(Stored data)
▼

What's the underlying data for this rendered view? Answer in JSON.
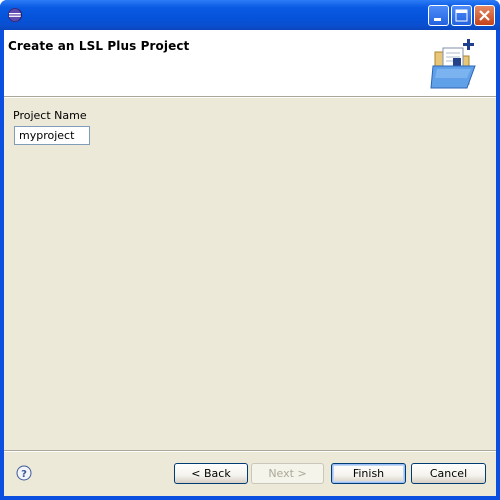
{
  "window": {
    "title": ""
  },
  "header": {
    "title": "Create an LSL Plus Project",
    "icon": "new-project-folder-icon"
  },
  "form": {
    "project_name_label": "Project Name",
    "project_name_value": "myproject"
  },
  "footer": {
    "help_icon": "help-icon",
    "back_label": "< Back",
    "next_label": "Next >",
    "finish_label": "Finish",
    "cancel_label": "Cancel"
  },
  "colors": {
    "titlebar": "#0a5ae3",
    "dialog_bg": "#ece9d8",
    "header_bg": "#ffffff"
  }
}
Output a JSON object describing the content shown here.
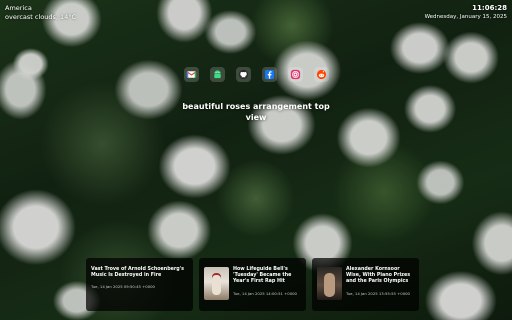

▲

GOAL:
Replicate the material above verbatim; images stay out of the copy.

WRITTEN SOLUTION:
What's the underlying data for this rendered view? Answer in JSON.
{
  "window": {
    "title": ""
  },
  "header": {
    "title": "Create an LSL Plus Project",
    "icon": "new-project-folder-icon"
  },
  "form": {
    "project_name_label": "Project Name",
    "project_name_value": "myproject"
  },
  "footer": {
    "help_icon": "help-icon",
    "back_label": "< Back",
    "next_label": "Next >",
    "finish_label": "Finish",
    "cancel_label": "Cancel"
  },
  "colors": {
    "titlebar": "#0a5ae3",
    "dialog_bg": "#ece9d8",
    "header_bg": "#ffffff"
  }
}
Output a JSON object describing the content shown here.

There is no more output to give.